Aim of the exercise - Search the material for "Screen" and show all lines that contain it.

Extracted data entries

◆ ◆ ◆ ◆

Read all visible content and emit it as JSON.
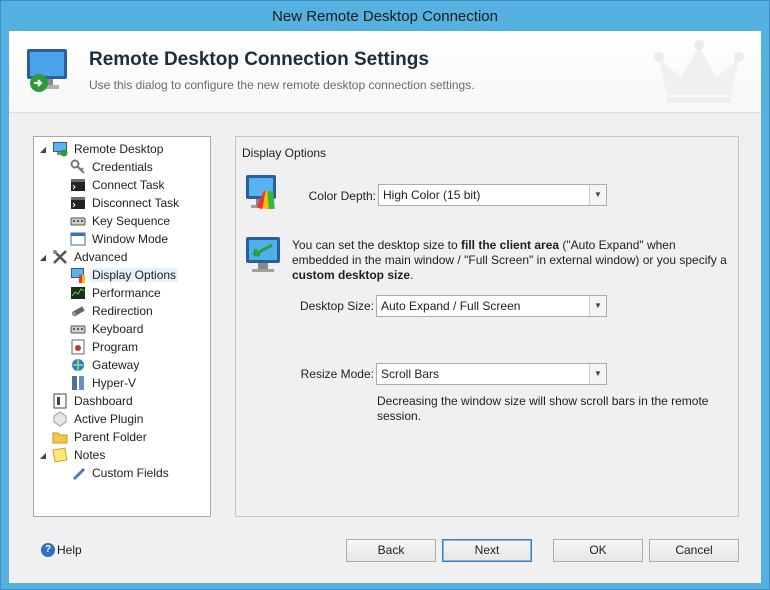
{
  "window": {
    "title": "New Remote Desktop Connection"
  },
  "header": {
    "title": "Remote Desktop Connection Settings",
    "subtitle": "Use this dialog to configure the new remote desktop connection settings."
  },
  "tree": {
    "items": [
      {
        "label": "Remote Desktop",
        "icon": "monitor-icon",
        "expander": "◢"
      },
      {
        "label": "Credentials",
        "icon": "key-icon"
      },
      {
        "label": "Connect Task",
        "icon": "console-icon"
      },
      {
        "label": "Disconnect Task",
        "icon": "console-icon"
      },
      {
        "label": "Key Sequence",
        "icon": "keyboard-icon"
      },
      {
        "label": "Window Mode",
        "icon": "window-icon"
      },
      {
        "label": "Advanced",
        "icon": "tools-icon",
        "expander": "◢"
      },
      {
        "label": "Display Options",
        "icon": "display-icon",
        "selected": true
      },
      {
        "label": "Performance",
        "icon": "performance-icon"
      },
      {
        "label": "Redirection",
        "icon": "redirection-icon"
      },
      {
        "label": "Keyboard",
        "icon": "keyboard-icon"
      },
      {
        "label": "Program",
        "icon": "program-icon"
      },
      {
        "label": "Gateway",
        "icon": "gateway-icon"
      },
      {
        "label": "Hyper-V",
        "icon": "hyperv-icon"
      },
      {
        "label": "Dashboard",
        "icon": "dashboard-icon"
      },
      {
        "label": "Active Plugin",
        "icon": "plugin-icon"
      },
      {
        "label": "Parent Folder",
        "icon": "folder-icon"
      },
      {
        "label": "Notes",
        "icon": "notes-icon",
        "expander": "◢"
      },
      {
        "label": "Custom Fields",
        "icon": "pen-icon"
      }
    ]
  },
  "panel": {
    "title": "Display Options",
    "color_depth": {
      "label": "Color Depth:",
      "value": "High Color (15 bit)"
    },
    "size_info": {
      "p1": "You can set the desktop size to ",
      "b1": "fill the client area",
      "p2": " (\"Auto Expand\" when embedded in the main window / \"Full Screen\" in external window) or you specify a ",
      "b2": "custom desktop size",
      "p3": "."
    },
    "desktop_size": {
      "label": "Desktop Size:",
      "value": "Auto Expand / Full Screen"
    },
    "resize_mode": {
      "label": "Resize Mode:",
      "value": "Scroll Bars"
    },
    "resize_info": "Decreasing the window size will show scroll bars in the remote session."
  },
  "footer": {
    "help": "Help",
    "back": "Back",
    "next": "Next",
    "ok": "OK",
    "cancel": "Cancel"
  },
  "colors": {
    "frame": "#54b1e0",
    "selection": "#e5f1fb",
    "default_button": "#3c7fb1"
  }
}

◆ ◆ ◆ ◆

Result of the task -
      "p2": " (\"Auto Expand\" when embedded in the main window / \"Full Screen\" in external window) or you specify a ",
      "value": "Auto Expand / Full Screen"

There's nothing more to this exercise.